● **Page**
+ + + + + + +

Calamity Jane (A Musical Western) is a stage musical based on the historical figure of frontierswoman Calamity Jane. The non-historical, somewhat farcical plot involves the authentic Calamity Jane's professional associate Wild Bill Hickok, and presents the two as having a contentious relationship that ultimately proves to be a facade for mutually amorous feelings. The Calamity Jane stage musical was an adaption of a 1953 Warner Bros. musical film of  the same name that starred Doris Day. First produced in 1961, the stage musical Calamity Jane features six songs not heard in the film. According to Jodie Prenger, star of the Calamity Jane 2014–15 UK tour, the songs added for the stage musical had been written for but not included in the Calamity Jane film ("Love You Dearly" had been used in the 1954 Doris Day musical film Lucky Me).

Credits
Adapted by Ronald Hanmer and Phil Park from the stage play by Charles K. Freeman, after the Warner Bros. film, written by James O'Hanlon

Songs by Paul Francis Webster (lyrics) and Sammy Fain (music)

Synopsis
Deadwood City's two most famous peace officers, Calamity Jane and Wild Bill Hickok, get involved in saving the neck of Henry Miller, the local saloon operator. It seems that "Millie" has been promoting a beautiful actress named Frances Fryer, but Frances turns out to be a male, Francis. Millie's attempt to cover up is soon unmasked by the angry miners, and only Calamity can cool the crowd with her trusty pistols. To keep the peace, Calamity sets out for Chicago to bring back the miner's real heart-throb, Adelaide Adams. In Chicago Calamity mistakes Adelaide's maid, Katie Brown, for the actress and hauls her back to Deadwood. Onstage Katie is greeted warmly, but breaks down and confesses that she is not the famous star. Calamity once more has to restore order and persuades the audience to give Katie a chance. They do, and she wins the heart of every male in town including Calamity's dashing love hope, Lt. Danny Gilmartin. Calamity reluctantly overcomes her jealousy over losing Danny and discovers her true love for Wild Bill.

+ + + + + + +

[A run of records]
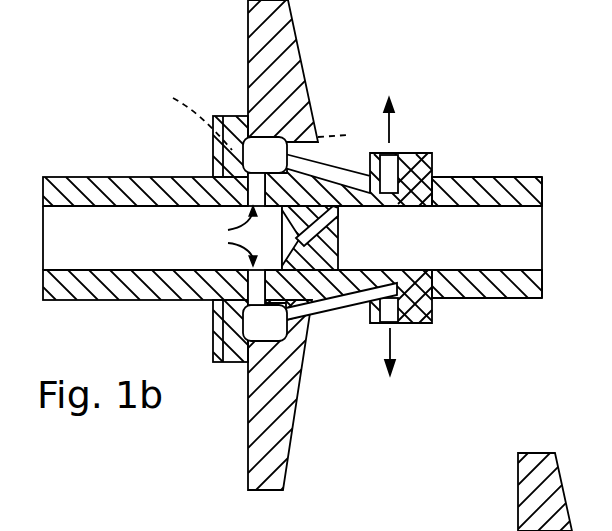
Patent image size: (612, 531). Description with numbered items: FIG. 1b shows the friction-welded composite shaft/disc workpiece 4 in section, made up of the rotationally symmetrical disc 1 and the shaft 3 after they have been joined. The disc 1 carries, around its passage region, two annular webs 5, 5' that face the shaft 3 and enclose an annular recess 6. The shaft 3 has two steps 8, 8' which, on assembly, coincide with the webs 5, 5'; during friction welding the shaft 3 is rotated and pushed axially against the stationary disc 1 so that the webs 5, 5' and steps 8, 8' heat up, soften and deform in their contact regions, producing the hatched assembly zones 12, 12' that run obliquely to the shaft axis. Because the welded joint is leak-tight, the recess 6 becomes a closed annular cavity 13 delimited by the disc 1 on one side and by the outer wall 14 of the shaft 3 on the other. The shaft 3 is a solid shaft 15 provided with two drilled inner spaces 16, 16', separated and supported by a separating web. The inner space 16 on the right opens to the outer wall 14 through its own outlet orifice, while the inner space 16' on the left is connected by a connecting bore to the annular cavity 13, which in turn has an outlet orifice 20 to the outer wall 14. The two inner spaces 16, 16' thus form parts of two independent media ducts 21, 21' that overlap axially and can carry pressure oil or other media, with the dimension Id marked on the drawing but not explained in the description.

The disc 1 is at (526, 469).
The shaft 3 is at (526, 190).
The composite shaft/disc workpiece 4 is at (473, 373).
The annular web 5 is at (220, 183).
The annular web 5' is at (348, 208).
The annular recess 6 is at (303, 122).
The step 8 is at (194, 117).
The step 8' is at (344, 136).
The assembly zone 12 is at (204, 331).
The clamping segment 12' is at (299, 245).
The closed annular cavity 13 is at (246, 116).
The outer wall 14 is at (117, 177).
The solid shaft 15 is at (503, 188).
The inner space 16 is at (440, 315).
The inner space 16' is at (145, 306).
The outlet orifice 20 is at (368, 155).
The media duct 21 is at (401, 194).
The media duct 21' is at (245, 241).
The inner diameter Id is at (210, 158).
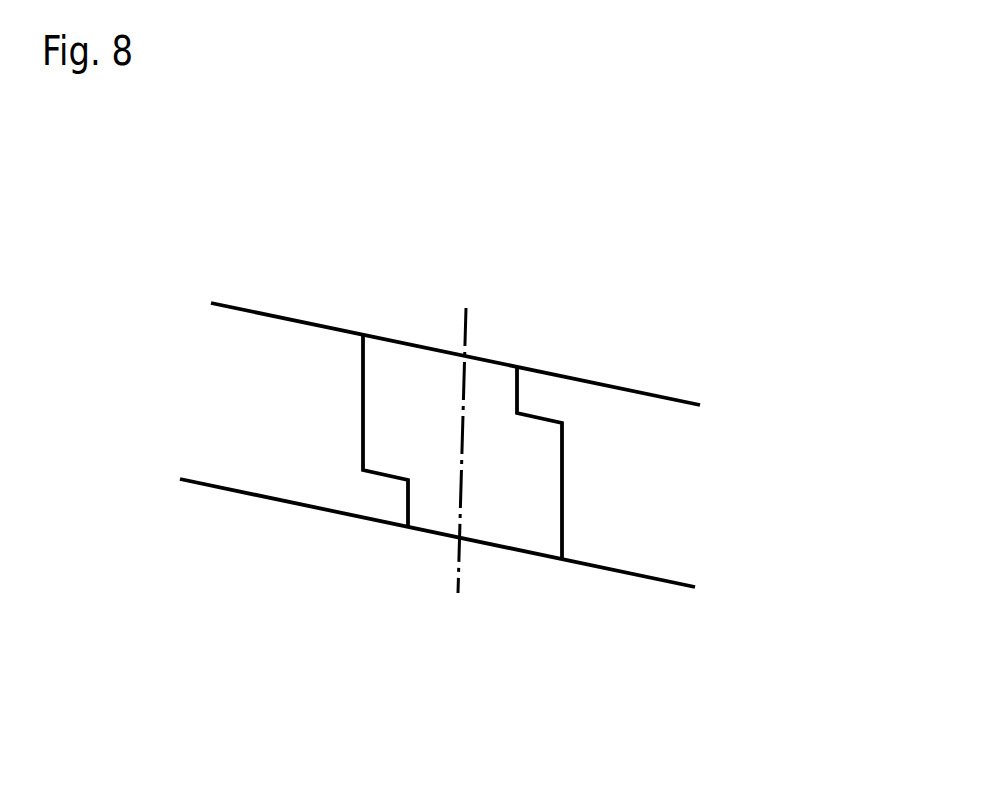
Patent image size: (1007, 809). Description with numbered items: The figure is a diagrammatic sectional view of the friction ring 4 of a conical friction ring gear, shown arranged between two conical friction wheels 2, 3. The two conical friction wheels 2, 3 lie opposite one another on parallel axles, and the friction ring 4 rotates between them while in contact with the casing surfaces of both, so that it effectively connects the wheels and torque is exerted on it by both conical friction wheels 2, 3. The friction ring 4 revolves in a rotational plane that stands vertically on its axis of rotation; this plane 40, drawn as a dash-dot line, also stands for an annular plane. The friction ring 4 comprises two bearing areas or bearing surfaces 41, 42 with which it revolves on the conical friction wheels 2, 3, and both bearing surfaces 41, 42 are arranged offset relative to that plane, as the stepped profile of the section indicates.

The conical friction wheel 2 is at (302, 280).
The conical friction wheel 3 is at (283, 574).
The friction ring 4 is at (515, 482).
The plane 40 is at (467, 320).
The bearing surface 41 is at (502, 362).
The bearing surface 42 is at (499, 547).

+ + + + + + +

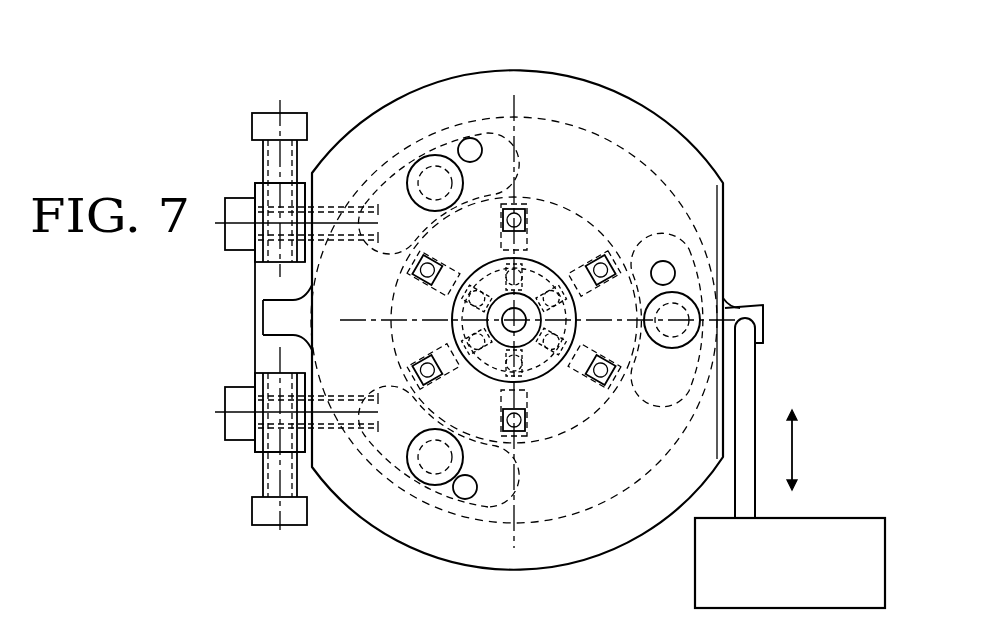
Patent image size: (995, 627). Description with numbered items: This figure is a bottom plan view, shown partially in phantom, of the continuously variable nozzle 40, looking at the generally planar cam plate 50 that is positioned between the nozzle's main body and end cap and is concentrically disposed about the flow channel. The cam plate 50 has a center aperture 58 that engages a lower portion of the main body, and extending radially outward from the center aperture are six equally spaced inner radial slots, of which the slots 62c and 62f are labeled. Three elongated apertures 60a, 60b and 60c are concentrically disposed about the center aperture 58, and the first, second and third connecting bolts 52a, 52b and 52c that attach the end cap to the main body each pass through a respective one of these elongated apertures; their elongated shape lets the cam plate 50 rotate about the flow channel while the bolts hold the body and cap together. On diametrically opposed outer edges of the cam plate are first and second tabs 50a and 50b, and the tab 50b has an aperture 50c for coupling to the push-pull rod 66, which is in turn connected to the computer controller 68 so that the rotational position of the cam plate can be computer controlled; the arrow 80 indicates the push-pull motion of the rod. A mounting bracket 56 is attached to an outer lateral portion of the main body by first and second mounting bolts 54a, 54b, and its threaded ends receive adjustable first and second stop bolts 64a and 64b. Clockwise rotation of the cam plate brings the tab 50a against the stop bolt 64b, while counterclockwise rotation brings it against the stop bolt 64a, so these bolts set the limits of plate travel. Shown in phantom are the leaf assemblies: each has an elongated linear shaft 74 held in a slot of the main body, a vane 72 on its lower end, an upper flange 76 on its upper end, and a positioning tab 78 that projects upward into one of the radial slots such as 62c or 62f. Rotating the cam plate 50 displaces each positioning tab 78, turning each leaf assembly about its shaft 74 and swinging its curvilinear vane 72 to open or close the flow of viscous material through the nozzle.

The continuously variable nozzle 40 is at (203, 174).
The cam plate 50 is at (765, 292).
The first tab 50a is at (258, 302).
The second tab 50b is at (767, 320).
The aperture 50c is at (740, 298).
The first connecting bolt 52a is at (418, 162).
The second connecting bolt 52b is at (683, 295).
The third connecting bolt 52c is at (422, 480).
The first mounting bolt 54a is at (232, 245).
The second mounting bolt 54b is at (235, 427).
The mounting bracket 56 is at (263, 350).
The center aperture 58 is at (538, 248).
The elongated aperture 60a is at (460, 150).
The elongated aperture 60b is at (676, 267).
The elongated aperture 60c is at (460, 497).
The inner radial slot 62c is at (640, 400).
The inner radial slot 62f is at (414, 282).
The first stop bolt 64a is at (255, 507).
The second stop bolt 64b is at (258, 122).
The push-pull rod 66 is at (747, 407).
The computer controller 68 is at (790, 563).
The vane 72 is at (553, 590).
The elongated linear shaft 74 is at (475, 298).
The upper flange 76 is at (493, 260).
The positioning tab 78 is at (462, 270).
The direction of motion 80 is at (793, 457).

+ + + + + + +

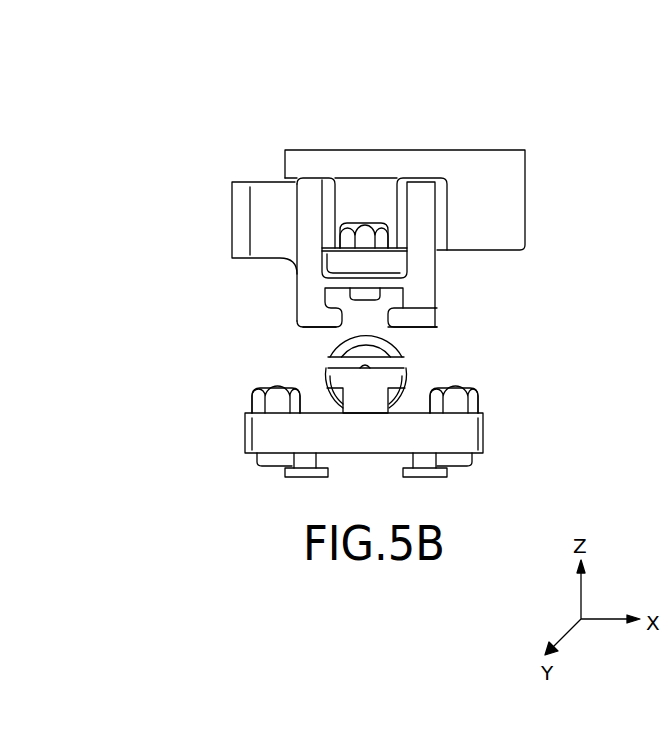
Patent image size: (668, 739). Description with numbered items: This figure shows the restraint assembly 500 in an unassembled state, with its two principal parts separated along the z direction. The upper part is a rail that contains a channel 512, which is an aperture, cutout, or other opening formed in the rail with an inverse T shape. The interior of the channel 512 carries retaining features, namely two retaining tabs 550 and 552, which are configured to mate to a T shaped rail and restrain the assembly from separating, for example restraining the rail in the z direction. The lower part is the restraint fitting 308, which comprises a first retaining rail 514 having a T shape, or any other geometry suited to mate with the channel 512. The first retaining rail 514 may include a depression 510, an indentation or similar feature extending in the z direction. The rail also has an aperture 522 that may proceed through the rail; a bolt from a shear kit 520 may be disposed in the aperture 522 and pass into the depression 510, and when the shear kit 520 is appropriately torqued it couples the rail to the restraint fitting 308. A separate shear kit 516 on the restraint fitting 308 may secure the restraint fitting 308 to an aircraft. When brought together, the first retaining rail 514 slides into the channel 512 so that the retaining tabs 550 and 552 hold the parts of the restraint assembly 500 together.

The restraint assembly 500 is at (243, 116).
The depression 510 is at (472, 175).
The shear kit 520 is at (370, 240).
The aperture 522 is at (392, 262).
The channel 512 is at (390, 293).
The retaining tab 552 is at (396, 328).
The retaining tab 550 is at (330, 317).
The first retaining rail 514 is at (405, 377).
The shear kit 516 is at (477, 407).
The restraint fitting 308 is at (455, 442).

+ + + + + + +

● **Challenge A**
Answer these questions from the page on Calamity Jane:
(i) In what year was the stage musical first produced?
(ii) Who wrote the music for the songs?
(iii) Whom does Calamity mistake for the actress in Chicago?
● **Challenge B**
According to the page on Calamity Jane, why does Calamity set out for Chicago? Answer in one to three sentences.
● **Challenge C**
From the page on Calamity Jane, extract the passage starting at "Calamity Jane (A" and ending at "film Lucky Me).".
The data has no connection to the page on Calamity Jane.

● **Expected answer A**
(i) 1961
(ii) Sammy Fain
(iii) Katie Brown, Adelaide's maid

● **Expected answer B**
The angry miners have unmasked Millie's attempt to cover up that the actress Frances Fryer is a man. To keep the peace, Calamity goes to Chicago to bring back the miners' real heart-throb, Adelaide Adams.

● **Expected answer C**
Calamity Jane (A Musical Western) is a stage musical based on the historical figure of frontierswoman Calamity Jane. The non-historical, somewhat farcical plot involves the authentic Calamity Jane's professional associate Wild Bill Hickok, and presents the two as having a contentious relationship that ultimately proves to be a facade for mutually amorous feelings. The Calamity Jane stage musical was an adaption of a 1953 Warner Bros. musical film of  the same name that starred Doris Day. First produced in 1961, the stage musical Calamity Jane features six songs not heard in the film. According to Jodie Prenger, star of the Calamity Jane 2014–15 UK tour, the songs added for the stage musical had been written for but not included in the Calamity Jane film ("Love You Dearly" had been used in the 1954 Doris Day musical film Lucky Me).